_What you should do_
Write out all of the entries exactly as given.

_Working data_
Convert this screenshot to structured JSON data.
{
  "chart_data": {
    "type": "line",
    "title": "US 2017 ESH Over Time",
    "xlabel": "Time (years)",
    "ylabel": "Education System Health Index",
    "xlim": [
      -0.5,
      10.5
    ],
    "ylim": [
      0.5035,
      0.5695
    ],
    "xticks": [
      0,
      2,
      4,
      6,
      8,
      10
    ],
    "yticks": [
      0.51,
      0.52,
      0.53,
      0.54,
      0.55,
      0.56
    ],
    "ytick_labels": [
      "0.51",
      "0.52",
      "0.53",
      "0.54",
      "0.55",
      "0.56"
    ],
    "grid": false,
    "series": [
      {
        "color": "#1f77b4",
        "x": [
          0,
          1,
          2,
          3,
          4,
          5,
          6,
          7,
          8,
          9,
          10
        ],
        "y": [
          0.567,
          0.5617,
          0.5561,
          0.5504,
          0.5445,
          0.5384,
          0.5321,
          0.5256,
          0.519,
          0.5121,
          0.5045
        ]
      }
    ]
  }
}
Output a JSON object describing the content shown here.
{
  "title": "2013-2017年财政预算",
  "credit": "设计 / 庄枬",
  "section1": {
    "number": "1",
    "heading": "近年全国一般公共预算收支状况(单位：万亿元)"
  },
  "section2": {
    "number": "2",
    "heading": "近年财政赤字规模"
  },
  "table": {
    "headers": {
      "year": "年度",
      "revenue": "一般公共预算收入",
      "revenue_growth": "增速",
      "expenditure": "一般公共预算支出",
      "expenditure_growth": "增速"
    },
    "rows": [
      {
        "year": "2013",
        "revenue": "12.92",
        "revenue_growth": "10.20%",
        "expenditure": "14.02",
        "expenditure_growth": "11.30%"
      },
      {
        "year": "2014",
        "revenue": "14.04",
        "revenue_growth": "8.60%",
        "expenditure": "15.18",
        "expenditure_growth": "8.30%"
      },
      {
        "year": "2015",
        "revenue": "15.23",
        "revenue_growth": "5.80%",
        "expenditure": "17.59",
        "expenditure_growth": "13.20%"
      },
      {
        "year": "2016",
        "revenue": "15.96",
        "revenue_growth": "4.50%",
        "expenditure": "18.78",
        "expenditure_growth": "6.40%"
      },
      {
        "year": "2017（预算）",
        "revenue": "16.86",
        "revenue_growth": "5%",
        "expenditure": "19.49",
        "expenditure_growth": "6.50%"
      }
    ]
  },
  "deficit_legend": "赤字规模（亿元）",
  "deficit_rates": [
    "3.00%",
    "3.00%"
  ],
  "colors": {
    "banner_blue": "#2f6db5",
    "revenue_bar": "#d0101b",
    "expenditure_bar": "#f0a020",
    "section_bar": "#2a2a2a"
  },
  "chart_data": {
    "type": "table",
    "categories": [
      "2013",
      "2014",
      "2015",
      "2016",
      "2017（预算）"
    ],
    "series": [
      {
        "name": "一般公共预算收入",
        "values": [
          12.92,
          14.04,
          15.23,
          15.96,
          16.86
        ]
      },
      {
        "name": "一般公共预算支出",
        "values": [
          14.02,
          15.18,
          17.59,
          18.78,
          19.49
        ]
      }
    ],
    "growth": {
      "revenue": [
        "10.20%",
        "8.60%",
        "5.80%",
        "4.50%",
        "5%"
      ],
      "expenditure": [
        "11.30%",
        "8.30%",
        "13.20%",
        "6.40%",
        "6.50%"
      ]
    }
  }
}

_Exercise solution_
Convert this screenshot to structured JSON data.
{
  "chart_data": {
    "type": "line",
    "title": "US 2017 ESH Over Time",
    "xlabel": "Time (years)",
    "ylabel": "Education System Health Index",
    "xlim": [
      -0.5,
      10.5
    ],
    "ylim": [
      0.5035,
      0.5695
    ],
    "xticks": [
      0,
      2,
      4,
      6,
      8,
      10
    ],
    "yticks": [
      0.51,
      0.52,
      0.53,
      0.54,
      0.55,
      0.56
    ],
    "ytick_labels": [
      "0.51",
      "0.52",
      "0.53",
      "0.54",
      "0.55",
      "0.56"
    ],
    "grid": false,
    "series": [
      {
        "color": "#1f77b4",
        "x": [
          0,
          1,
          2,
          3,
          4,
          5,
          6,
          7,
          8,
          9,
          10
        ],
        "y": [
          0.567,
          0.5617,
          0.5561,
          0.5504,
          0.5445,
          0.5384,
          0.5321,
          0.5256,
          0.519,
          0.5121,
          0.5045
        ]
      }
    ]
  }
}
Output a JSON object describing the content shown here.
{
  "title": "2013-2017年财政预算",
  "credit": "设计 / 庄枬",
  "section1": {
    "number": "1",
    "heading": "近年全国一般公共预算收支状况(单位：万亿元)"
  },
  "section2": {
    "number": "2",
    "heading": "近年财政赤字规模"
  },
  "table": {
    "headers": {
      "year": "年度",
      "revenue": "一般公共预算收入",
      "revenue_growth": "增速",
      "expenditure": "一般公共预算支出",
      "expenditure_growth": "增速"
    },
    "rows": [
      {
        "year": "2013",
        "revenue": "12.92",
        "revenue_growth": "10.20%",
        "expenditure": "14.02",
        "expenditure_growth": "11.30%"
      },
      {
        "year": "2014",
        "revenue": "14.04",
        "revenue_growth": "8.60%",
        "expenditure": "15.18",
        "expenditure_growth": "8.30%"
      },
      {
        "year": "2015",
        "revenue": "15.23",
        "revenue_growth": "5.80%",
        "expenditure": "17.59",
        "expenditure_growth": "13.20%"
      },
      {
        "year": "2016",
        "revenue": "15.96",
        "revenue_growth": "4.50%",
        "expenditure": "18.78",
        "expenditure_growth": "6.40%"
      },
      {
        "year": "2017（预算）",
        "revenue": "16.86",
        "revenue_growth": "5%",
        "expenditure": "19.49",
        "expenditure_growth": "6.50%"
      }
    ]
  },
  "deficit_legend": "赤字规模（亿元）",
  "deficit_rates": [
    "3.00%",
    "3.00%"
  ],
  "colors": {
    "banner_blue": "#2f6db5",
    "revenue_bar": "#d0101b",
    "expenditure_bar": "#f0a020",
    "section_bar": "#2a2a2a"
  },
  "chart_data": {
    "type": "table",
    "categories": [
      "2013",
      "2014",
      "2015",
      "2016",
      "2017（预算）"
    ],
    "series": [
      {
        "name": "一般公共预算收入",
        "values": [
          12.92,
          14.04,
          15.23,
          15.96,
          16.86
        ]
      },
      {
        "name": "一般公共预算支出",
        "values": [
          14.02,
          15.18,
          17.59,
          18.78,
          19.49
        ]
      }
    ],
    "growth": {
      "revenue": [
        "10.20%",
        "8.60%",
        "5.80%",
        "4.50%",
        "5%"
      ],
      "expenditure": [
        "11.30%",
        "8.30%",
        "13.20%",
        "6.40%",
        "6.50%"
      ]
    }
  }
}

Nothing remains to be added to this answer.